> _Task instructions_:
Retype all the entries word for word, but omit the pictures.

↓

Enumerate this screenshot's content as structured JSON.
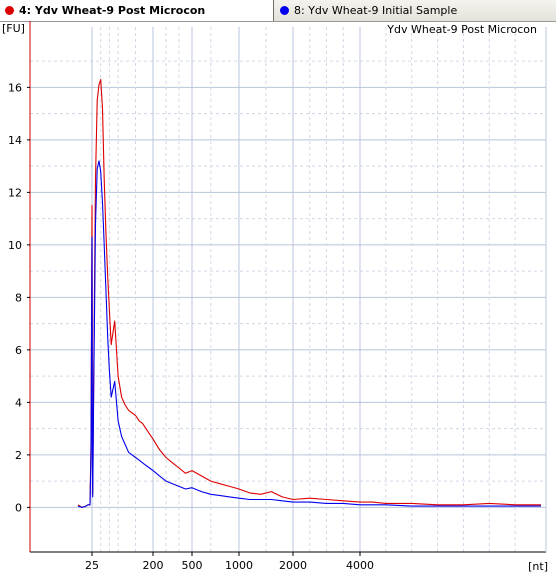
{
  "tabs": [
    {
      "label": "4: Ydv Wheat-9 Post Microcon",
      "color": "#dd0000",
      "active": true
    },
    {
      "label": "8: Ydv Wheat-9 Initial Sample",
      "color": "#0000ee",
      "active": false
    }
  ],
  "chart_data": {
    "type": "line",
    "title": "Ydv Wheat-9 Post Microcon",
    "ylabel": "[FU]",
    "xlabel": "[nt]",
    "ylim": [
      -1.7,
      18.3
    ],
    "y_ticks": [
      0,
      2,
      4,
      6,
      8,
      10,
      12,
      14,
      16
    ],
    "x_ticks": [
      25,
      200,
      500,
      1000,
      2000,
      4000
    ],
    "x_scale": "nonlinear size ladder",
    "grid": true,
    "series": [
      {
        "color": "#dd0000",
        "x": [
          18,
          20,
          22,
          23,
          24,
          24.5,
          25,
          25.5,
          26,
          27,
          28,
          30,
          35,
          40,
          45,
          50,
          55,
          60,
          65,
          70,
          75,
          80,
          90,
          100,
          110,
          120,
          130,
          140,
          150,
          160,
          170,
          180,
          190,
          200,
          250,
          300,
          350,
          400,
          450,
          500,
          600,
          700,
          800,
          900,
          1000,
          1200,
          1400,
          1600,
          1800,
          2000,
          2500,
          3000,
          3500,
          4000,
          4500,
          5000,
          6000,
          7000,
          8000,
          9000,
          10000,
          11000
        ],
        "y": [
          0.1,
          0.0,
          0.05,
          0.1,
          0.1,
          2.5,
          11.5,
          8.5,
          3.0,
          0.5,
          1.8,
          5.0,
          12.5,
          15.5,
          16.1,
          16.3,
          15.2,
          12.5,
          10.5,
          8.8,
          7.5,
          6.2,
          7.1,
          5.0,
          4.2,
          3.9,
          3.7,
          3.6,
          3.5,
          3.3,
          3.2,
          3.0,
          2.8,
          2.6,
          2.2,
          1.9,
          1.7,
          1.5,
          1.3,
          1.4,
          1.2,
          1.0,
          0.9,
          0.8,
          0.7,
          0.55,
          0.5,
          0.6,
          0.4,
          0.3,
          0.35,
          0.3,
          0.25,
          0.2,
          0.2,
          0.15,
          0.15,
          0.1,
          0.1,
          0.15,
          0.1,
          0.1
        ]
      },
      {
        "color": "#0000ee",
        "x": [
          18,
          20,
          22,
          23,
          24,
          24.5,
          25,
          25.5,
          26,
          27,
          28,
          30,
          35,
          40,
          45,
          50,
          55,
          60,
          65,
          70,
          75,
          80,
          90,
          100,
          110,
          120,
          130,
          140,
          150,
          160,
          170,
          180,
          190,
          200,
          250,
          300,
          350,
          400,
          450,
          500,
          600,
          700,
          800,
          900,
          1000,
          1200,
          1400,
          1600,
          1800,
          2000,
          2500,
          3000,
          3500,
          4000,
          4500,
          5000,
          6000,
          7000,
          8000,
          9000,
          10000,
          11000
        ],
        "y": [
          0.05,
          0.0,
          0.05,
          0.1,
          0.1,
          2.0,
          10.3,
          7.0,
          2.5,
          0.4,
          1.5,
          4.5,
          10.8,
          12.9,
          13.2,
          12.8,
          11.6,
          10.0,
          8.3,
          6.5,
          5.2,
          4.2,
          4.8,
          3.3,
          2.7,
          2.4,
          2.1,
          2.0,
          1.9,
          1.8,
          1.7,
          1.6,
          1.5,
          1.4,
          1.2,
          1.0,
          0.9,
          0.8,
          0.7,
          0.75,
          0.6,
          0.5,
          0.45,
          0.4,
          0.35,
          0.3,
          0.3,
          0.3,
          0.25,
          0.2,
          0.2,
          0.15,
          0.15,
          0.1,
          0.1,
          0.1,
          0.05,
          0.05,
          0.05,
          0.05,
          0.05,
          0.05
        ]
      }
    ]
  }
}
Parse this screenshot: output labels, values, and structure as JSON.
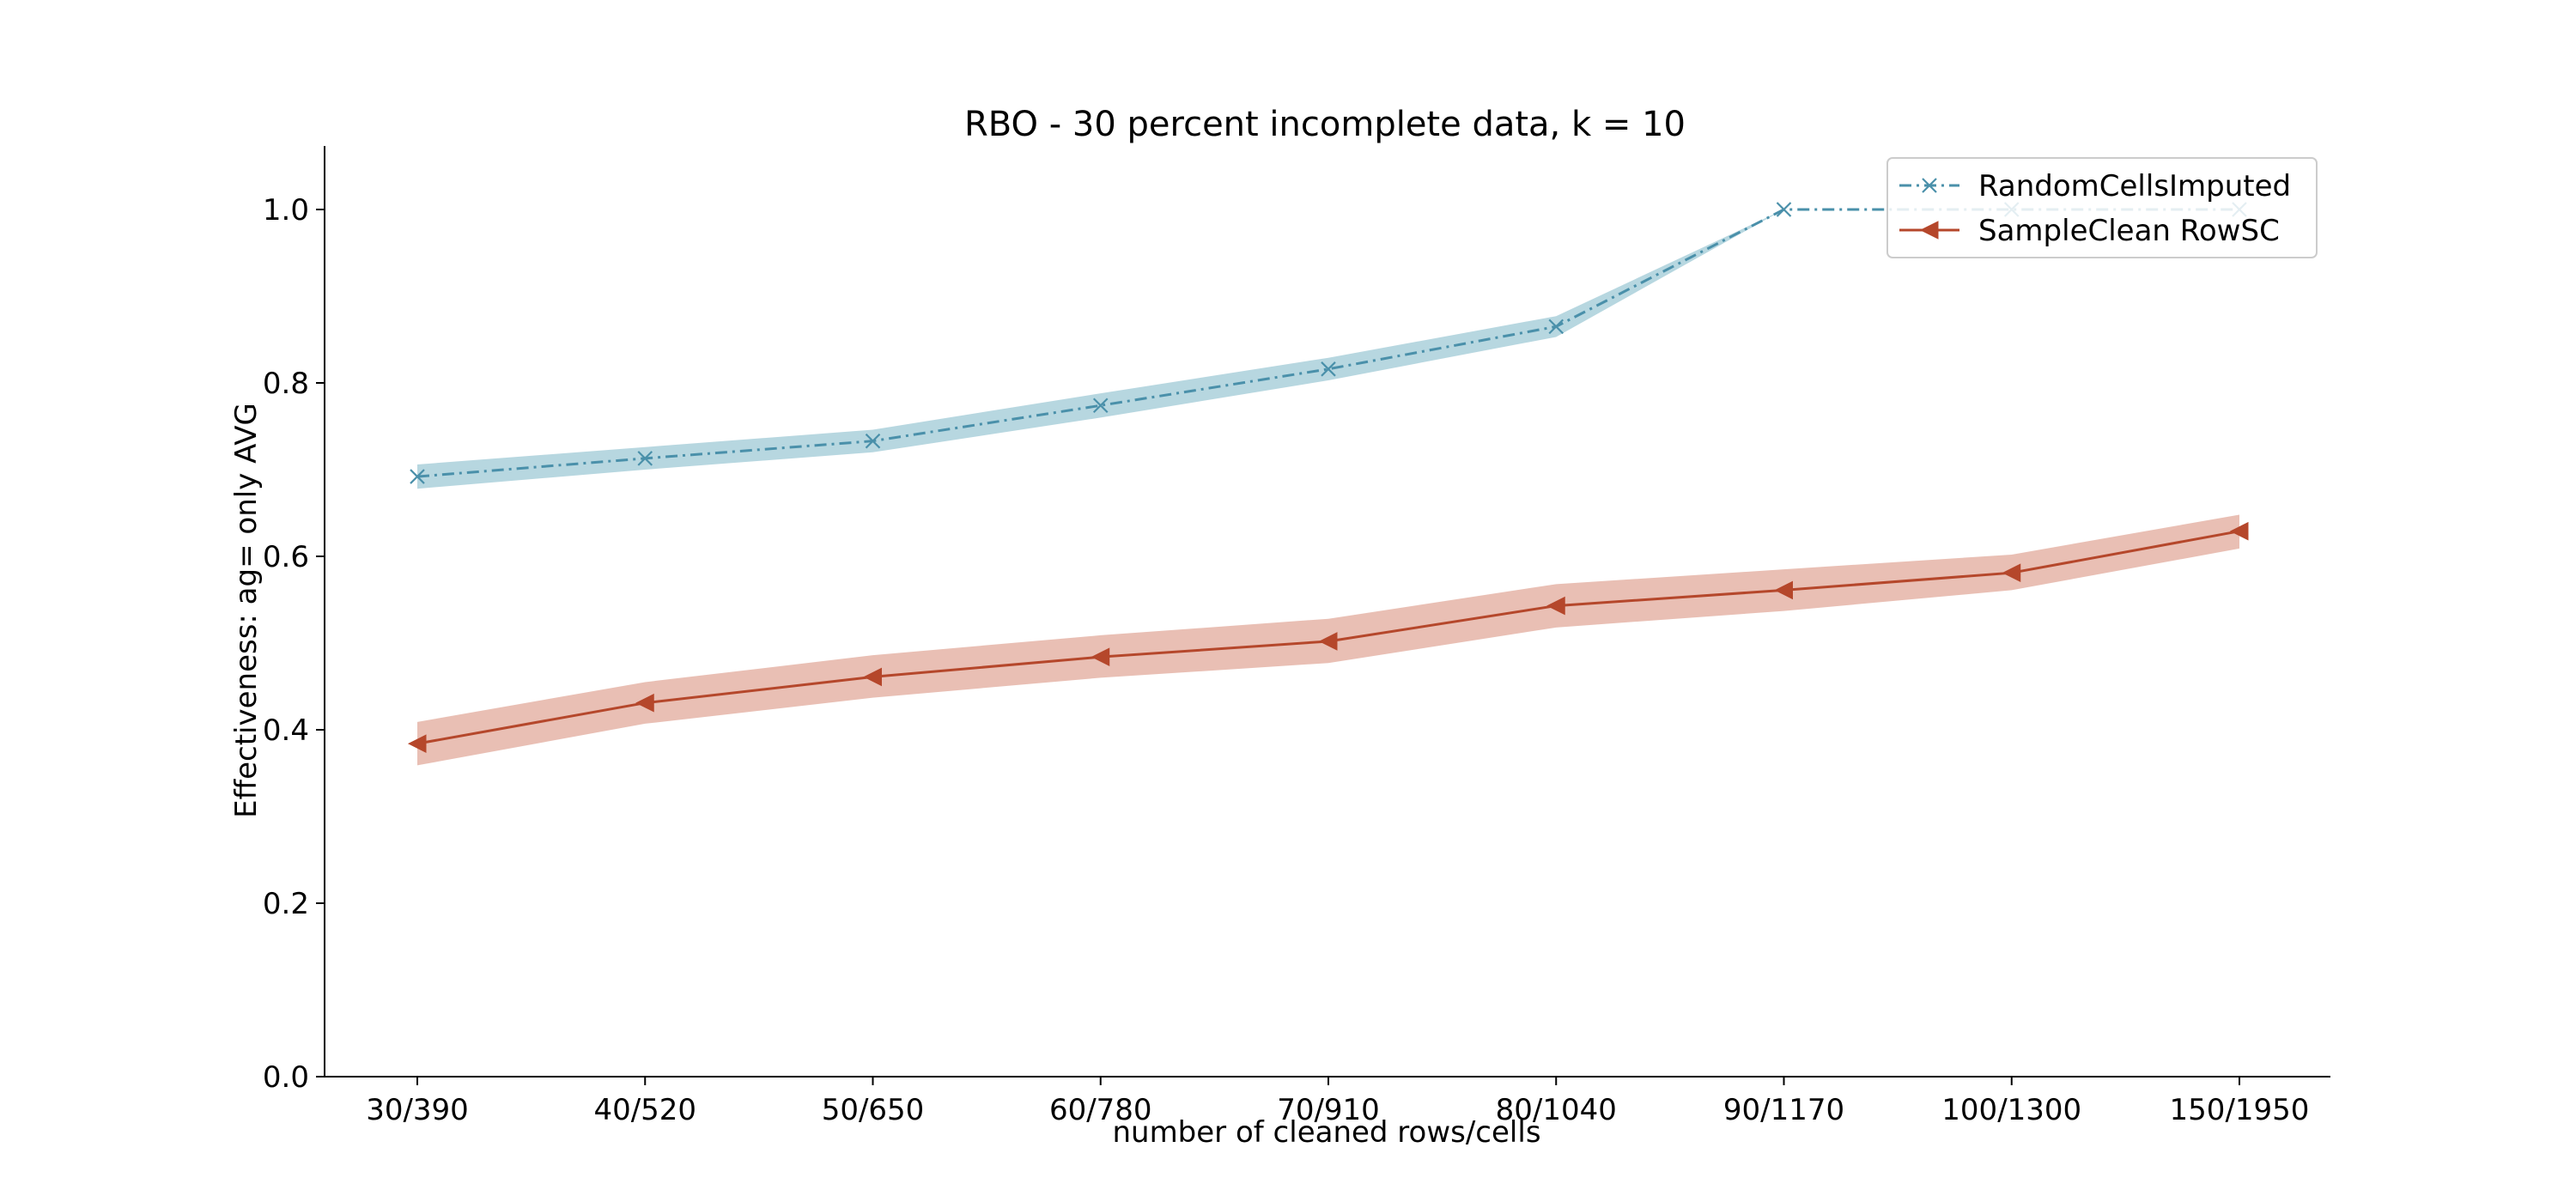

↑

> _Answer to this problem_:
Enumerate this screenshot's content as structured JSON.
{
  "tabs": [
    {
      "label": "4: Ydv Wheat-9 Post Microcon",
      "color": "#dd0000",
      "active": true
    },
    {
      "label": "8: Ydv Wheat-9 Initial Sample",
      "color": "#0000ee",
      "active": false
    }
  ],
  "chart_data": {
    "type": "line",
    "title": "Ydv Wheat-9 Post Microcon",
    "ylabel": "[FU]",
    "xlabel": "[nt]",
    "ylim": [
      -1.7,
      18.3
    ],
    "y_ticks": [
      0,
      2,
      4,
      6,
      8,
      10,
      12,
      14,
      16
    ],
    "x_ticks": [
      25,
      200,
      500,
      1000,
      2000,
      4000
    ],
    "x_scale": "nonlinear size ladder",
    "grid": true,
    "series": [
      {
        "color": "#dd0000",
        "x": [
          18,
          20,
          22,
          23,
          24,
          24.5,
          25,
          25.5,
          26,
          27,
          28,
          30,
          35,
          40,
          45,
          50,
          55,
          60,
          65,
          70,
          75,
          80,
          90,
          100,
          110,
          120,
          130,
          140,
          150,
          160,
          170,
          180,
          190,
          200,
          250,
          300,
          350,
          400,
          450,
          500,
          600,
          700,
          800,
          900,
          1000,
          1200,
          1400,
          1600,
          1800,
          2000,
          2500,
          3000,
          3500,
          4000,
          4500,
          5000,
          6000,
          7000,
          8000,
          9000,
          10000,
          11000
        ],
        "y": [
          0.1,
          0.0,
          0.05,
          0.1,
          0.1,
          2.5,
          11.5,
          8.5,
          3.0,
          0.5,
          1.8,
          5.0,
          12.5,
          15.5,
          16.1,
          16.3,
          15.2,
          12.5,
          10.5,
          8.8,
          7.5,
          6.2,
          7.1,
          5.0,
          4.2,
          3.9,
          3.7,
          3.6,
          3.5,
          3.3,
          3.2,
          3.0,
          2.8,
          2.6,
          2.2,
          1.9,
          1.7,
          1.5,
          1.3,
          1.4,
          1.2,
          1.0,
          0.9,
          0.8,
          0.7,
          0.55,
          0.5,
          0.6,
          0.4,
          0.3,
          0.35,
          0.3,
          0.25,
          0.2,
          0.2,
          0.15,
          0.15,
          0.1,
          0.1,
          0.15,
          0.1,
          0.1
        ]
      },
      {
        "color": "#0000ee",
        "x": [
          18,
          20,
          22,
          23,
          24,
          24.5,
          25,
          25.5,
          26,
          27,
          28,
          30,
          35,
          40,
          45,
          50,
          55,
          60,
          65,
          70,
          75,
          80,
          90,
          100,
          110,
          120,
          130,
          140,
          150,
          160,
          170,
          180,
          190,
          200,
          250,
          300,
          350,
          400,
          450,
          500,
          600,
          700,
          800,
          900,
          1000,
          1200,
          1400,
          1600,
          1800,
          2000,
          2500,
          3000,
          3500,
          4000,
          4500,
          5000,
          6000,
          7000,
          8000,
          9000,
          10000,
          11000
        ],
        "y": [
          0.05,
          0.0,
          0.05,
          0.1,
          0.1,
          2.0,
          10.3,
          7.0,
          2.5,
          0.4,
          1.5,
          4.5,
          10.8,
          12.9,
          13.2,
          12.8,
          11.6,
          10.0,
          8.3,
          6.5,
          5.2,
          4.2,
          4.8,
          3.3,
          2.7,
          2.4,
          2.1,
          2.0,
          1.9,
          1.8,
          1.7,
          1.6,
          1.5,
          1.4,
          1.2,
          1.0,
          0.9,
          0.8,
          0.7,
          0.75,
          0.6,
          0.5,
          0.45,
          0.4,
          0.35,
          0.3,
          0.3,
          0.3,
          0.25,
          0.2,
          0.2,
          0.15,
          0.15,
          0.1,
          0.1,
          0.1,
          0.05,
          0.05,
          0.05,
          0.05,
          0.05,
          0.05
        ]
      }
    ]
  }
}
Parse this screenshot: output labels, values, and structure as JSON.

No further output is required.